Go through the listing and pick out each line with the word "Range" in it.

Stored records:
>> Start
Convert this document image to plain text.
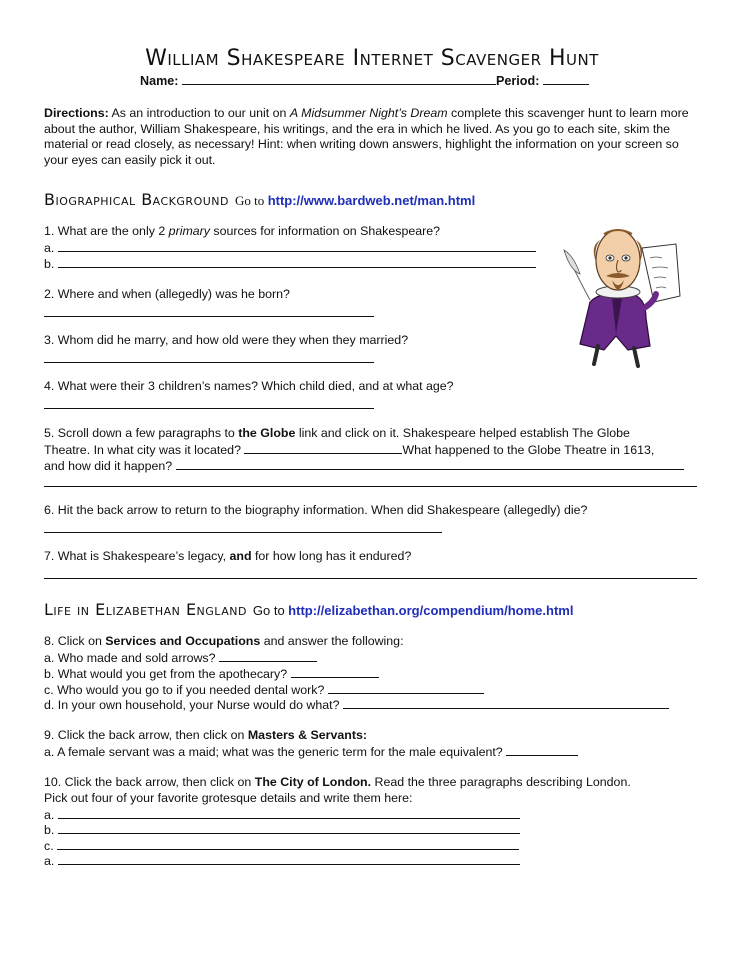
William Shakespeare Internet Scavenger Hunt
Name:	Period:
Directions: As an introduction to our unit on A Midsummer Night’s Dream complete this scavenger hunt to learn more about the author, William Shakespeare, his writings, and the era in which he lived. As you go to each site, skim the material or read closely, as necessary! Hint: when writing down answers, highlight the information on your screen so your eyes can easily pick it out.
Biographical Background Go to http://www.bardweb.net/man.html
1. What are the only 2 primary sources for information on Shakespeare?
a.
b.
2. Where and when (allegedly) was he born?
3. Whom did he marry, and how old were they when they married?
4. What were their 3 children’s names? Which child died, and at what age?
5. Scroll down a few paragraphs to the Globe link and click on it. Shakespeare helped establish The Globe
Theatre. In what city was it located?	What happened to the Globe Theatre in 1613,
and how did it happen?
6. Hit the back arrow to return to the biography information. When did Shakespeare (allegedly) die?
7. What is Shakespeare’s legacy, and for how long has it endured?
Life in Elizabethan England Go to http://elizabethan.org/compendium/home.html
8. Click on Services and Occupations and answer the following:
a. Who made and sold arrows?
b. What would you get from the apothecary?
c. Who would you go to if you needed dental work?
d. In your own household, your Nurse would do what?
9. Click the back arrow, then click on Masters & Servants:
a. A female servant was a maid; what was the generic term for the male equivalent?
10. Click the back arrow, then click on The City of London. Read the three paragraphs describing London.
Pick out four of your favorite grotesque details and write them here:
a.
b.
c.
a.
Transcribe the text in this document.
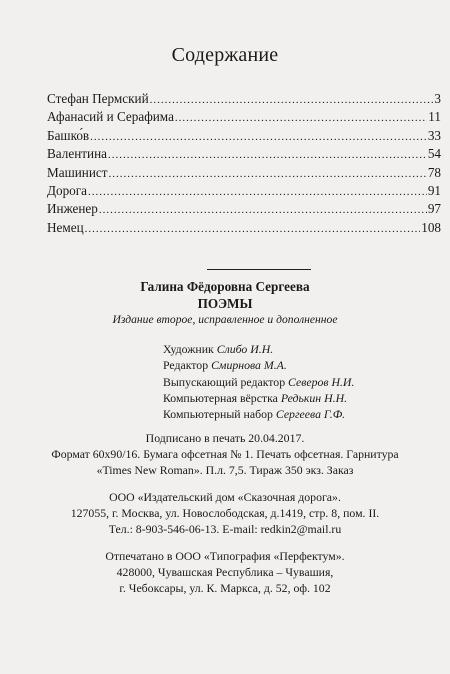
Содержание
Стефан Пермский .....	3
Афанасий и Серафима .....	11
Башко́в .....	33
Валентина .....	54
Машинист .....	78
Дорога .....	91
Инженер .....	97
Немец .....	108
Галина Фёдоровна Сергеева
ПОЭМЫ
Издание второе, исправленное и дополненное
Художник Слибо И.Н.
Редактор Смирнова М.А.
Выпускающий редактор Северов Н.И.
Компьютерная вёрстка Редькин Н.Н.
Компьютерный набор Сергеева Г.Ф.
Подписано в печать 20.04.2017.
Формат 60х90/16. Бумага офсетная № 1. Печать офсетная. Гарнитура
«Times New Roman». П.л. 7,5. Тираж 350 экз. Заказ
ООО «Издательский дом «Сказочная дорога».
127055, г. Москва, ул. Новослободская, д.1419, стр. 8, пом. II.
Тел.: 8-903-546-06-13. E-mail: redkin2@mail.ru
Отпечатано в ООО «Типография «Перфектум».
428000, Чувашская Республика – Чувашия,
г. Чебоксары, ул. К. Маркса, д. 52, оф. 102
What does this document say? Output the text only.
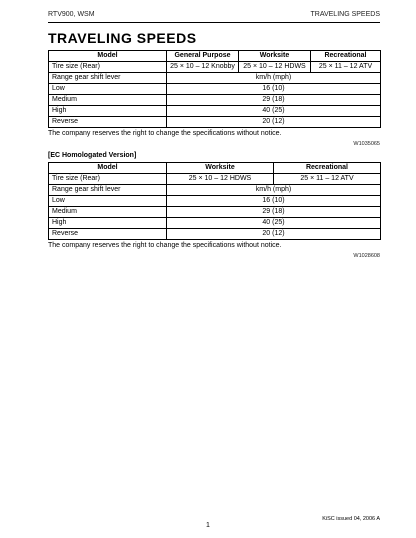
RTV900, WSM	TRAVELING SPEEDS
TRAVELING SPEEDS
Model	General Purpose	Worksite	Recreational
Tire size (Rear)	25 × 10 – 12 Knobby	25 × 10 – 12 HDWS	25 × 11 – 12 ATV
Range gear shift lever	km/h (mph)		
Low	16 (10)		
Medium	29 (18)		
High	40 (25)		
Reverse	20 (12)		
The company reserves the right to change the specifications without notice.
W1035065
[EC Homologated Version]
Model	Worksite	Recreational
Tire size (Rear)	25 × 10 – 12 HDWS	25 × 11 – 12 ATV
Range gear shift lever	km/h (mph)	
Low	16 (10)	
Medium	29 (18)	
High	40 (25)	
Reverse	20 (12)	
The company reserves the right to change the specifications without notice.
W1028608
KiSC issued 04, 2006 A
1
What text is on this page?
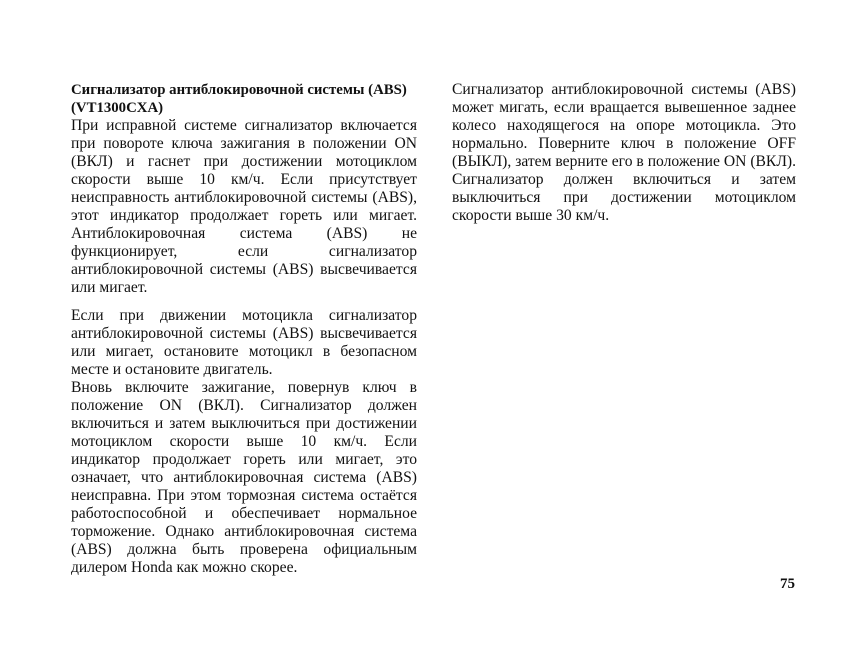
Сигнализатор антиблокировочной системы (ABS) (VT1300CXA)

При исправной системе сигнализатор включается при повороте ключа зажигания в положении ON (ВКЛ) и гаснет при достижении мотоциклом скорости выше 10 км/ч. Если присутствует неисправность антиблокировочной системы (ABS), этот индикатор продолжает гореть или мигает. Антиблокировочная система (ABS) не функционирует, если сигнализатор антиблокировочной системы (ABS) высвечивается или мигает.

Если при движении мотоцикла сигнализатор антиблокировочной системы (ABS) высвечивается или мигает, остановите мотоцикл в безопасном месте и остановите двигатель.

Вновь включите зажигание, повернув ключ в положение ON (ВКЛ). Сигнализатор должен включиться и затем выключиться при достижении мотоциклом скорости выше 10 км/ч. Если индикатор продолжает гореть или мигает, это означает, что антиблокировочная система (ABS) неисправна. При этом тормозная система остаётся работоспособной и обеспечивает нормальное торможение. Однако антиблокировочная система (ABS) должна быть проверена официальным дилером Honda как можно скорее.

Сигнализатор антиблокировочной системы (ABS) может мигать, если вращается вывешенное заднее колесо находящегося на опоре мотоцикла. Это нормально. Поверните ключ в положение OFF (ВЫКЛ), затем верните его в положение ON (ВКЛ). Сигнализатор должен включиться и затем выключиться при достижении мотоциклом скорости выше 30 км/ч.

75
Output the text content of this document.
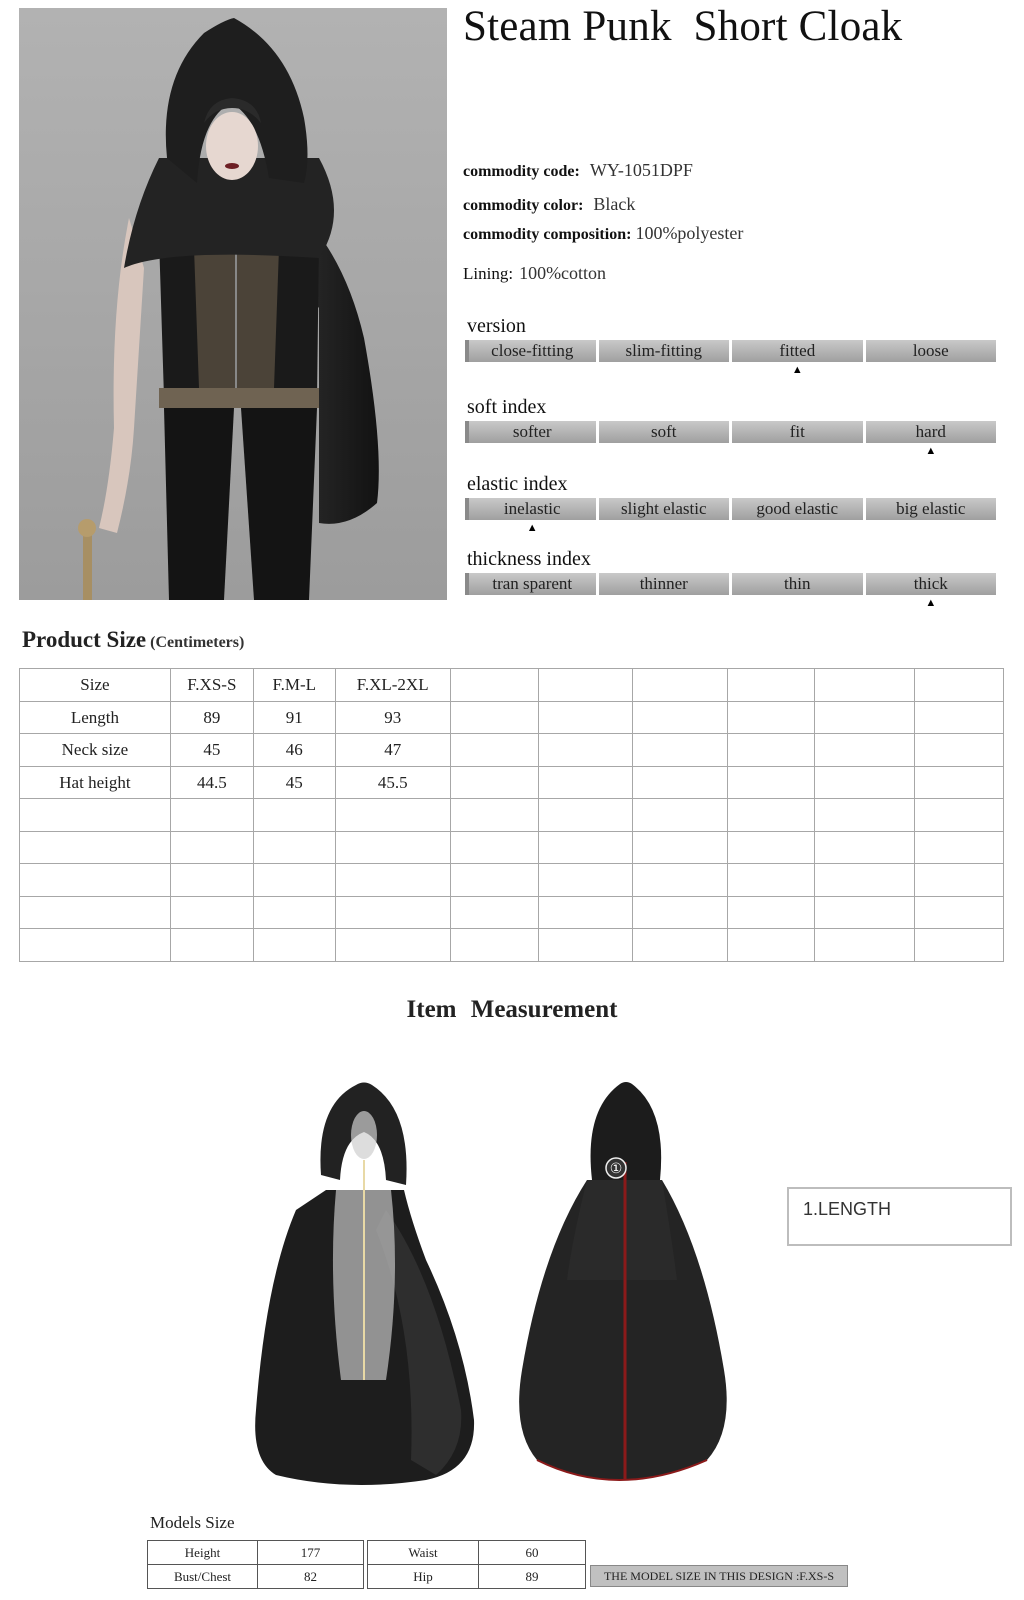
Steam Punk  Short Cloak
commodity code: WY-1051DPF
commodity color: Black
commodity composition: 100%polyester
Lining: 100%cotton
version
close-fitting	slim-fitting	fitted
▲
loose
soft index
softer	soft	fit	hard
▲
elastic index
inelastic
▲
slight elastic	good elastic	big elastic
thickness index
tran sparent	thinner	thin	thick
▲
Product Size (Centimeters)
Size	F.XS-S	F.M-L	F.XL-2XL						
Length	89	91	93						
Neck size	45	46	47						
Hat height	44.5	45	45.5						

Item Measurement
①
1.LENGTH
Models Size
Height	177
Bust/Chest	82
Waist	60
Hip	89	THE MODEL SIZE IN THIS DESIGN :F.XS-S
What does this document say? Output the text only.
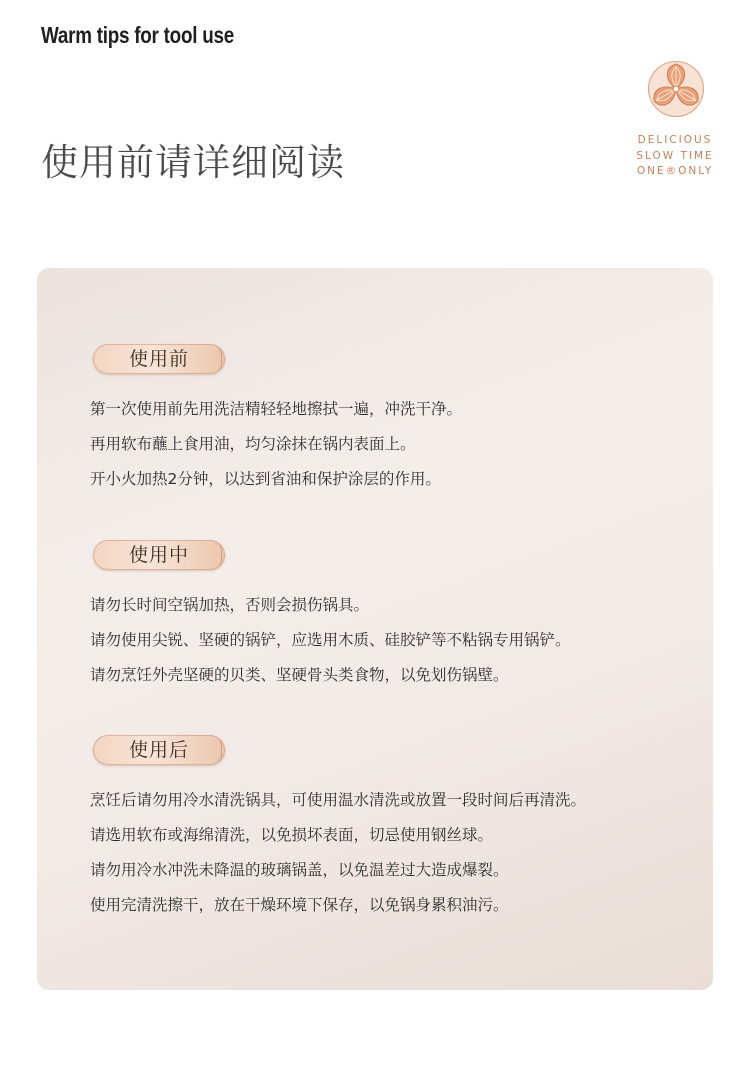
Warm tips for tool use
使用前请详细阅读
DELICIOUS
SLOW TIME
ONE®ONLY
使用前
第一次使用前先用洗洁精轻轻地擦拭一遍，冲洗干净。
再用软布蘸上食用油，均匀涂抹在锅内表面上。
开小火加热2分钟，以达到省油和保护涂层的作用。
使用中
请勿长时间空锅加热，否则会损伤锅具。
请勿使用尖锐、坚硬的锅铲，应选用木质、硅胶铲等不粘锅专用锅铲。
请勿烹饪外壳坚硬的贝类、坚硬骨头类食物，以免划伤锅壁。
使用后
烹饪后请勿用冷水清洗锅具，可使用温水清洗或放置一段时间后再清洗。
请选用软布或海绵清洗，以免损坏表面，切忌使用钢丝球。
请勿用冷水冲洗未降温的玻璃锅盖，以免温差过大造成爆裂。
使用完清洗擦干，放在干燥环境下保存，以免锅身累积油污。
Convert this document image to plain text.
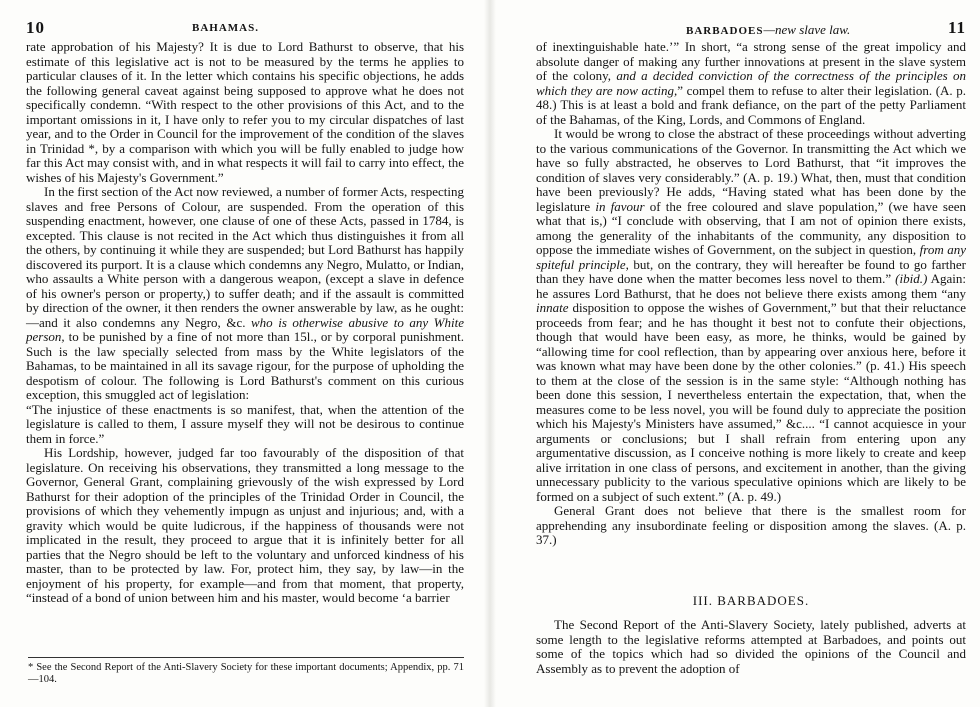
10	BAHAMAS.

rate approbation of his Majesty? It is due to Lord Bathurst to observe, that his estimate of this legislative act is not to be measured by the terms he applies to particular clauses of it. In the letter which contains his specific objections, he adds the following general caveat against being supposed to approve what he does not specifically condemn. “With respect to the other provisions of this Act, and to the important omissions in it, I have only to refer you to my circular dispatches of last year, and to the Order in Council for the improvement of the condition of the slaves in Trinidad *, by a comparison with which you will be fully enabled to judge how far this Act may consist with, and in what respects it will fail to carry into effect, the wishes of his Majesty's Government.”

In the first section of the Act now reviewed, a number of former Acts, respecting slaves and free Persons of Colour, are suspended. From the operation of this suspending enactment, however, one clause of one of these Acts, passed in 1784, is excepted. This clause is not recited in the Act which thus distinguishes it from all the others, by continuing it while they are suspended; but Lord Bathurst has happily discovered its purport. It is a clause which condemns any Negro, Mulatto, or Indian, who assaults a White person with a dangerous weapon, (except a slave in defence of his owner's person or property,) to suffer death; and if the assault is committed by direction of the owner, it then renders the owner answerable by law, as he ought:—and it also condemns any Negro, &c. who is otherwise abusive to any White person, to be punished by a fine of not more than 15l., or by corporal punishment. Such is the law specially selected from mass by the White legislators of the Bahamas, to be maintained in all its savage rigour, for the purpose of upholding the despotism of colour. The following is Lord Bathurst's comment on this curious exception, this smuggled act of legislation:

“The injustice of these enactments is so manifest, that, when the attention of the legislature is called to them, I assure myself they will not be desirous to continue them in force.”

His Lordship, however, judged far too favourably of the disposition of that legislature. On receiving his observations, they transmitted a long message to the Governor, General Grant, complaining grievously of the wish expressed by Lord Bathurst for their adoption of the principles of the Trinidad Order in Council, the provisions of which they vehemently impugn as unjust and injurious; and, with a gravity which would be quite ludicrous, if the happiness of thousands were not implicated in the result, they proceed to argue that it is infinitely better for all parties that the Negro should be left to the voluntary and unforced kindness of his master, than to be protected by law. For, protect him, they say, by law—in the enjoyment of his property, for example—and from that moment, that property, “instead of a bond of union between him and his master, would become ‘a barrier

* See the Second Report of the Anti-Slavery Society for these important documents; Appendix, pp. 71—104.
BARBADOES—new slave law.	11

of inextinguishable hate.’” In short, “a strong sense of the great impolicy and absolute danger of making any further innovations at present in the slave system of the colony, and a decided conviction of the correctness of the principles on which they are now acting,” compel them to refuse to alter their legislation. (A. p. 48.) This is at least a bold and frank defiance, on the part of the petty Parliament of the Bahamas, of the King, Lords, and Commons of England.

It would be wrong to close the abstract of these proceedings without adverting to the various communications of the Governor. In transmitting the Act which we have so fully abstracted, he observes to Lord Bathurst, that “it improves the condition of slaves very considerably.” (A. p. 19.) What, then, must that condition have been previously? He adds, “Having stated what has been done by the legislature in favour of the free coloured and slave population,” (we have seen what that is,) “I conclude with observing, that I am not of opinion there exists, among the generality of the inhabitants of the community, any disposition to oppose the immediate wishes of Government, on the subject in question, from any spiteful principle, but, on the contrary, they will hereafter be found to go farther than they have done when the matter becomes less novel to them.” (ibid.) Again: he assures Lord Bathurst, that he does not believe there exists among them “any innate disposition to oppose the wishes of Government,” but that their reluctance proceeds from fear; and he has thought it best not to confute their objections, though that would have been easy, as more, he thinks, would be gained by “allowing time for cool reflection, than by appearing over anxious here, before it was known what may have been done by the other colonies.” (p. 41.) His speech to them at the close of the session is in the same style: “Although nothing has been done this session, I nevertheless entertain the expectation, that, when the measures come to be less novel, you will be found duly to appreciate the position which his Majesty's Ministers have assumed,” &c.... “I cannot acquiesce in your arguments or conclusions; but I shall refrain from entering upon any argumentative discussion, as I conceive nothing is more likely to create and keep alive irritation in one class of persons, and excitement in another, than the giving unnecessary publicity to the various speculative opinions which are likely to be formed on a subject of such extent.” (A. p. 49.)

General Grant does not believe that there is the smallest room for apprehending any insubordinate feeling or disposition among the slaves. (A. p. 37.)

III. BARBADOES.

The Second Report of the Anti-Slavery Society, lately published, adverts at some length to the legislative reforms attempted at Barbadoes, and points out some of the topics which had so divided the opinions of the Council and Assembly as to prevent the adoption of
>> End
> **Exercise response**:
Range gear shift lever	km/h (mph)		
Range gear shift lever	km/h (mph)	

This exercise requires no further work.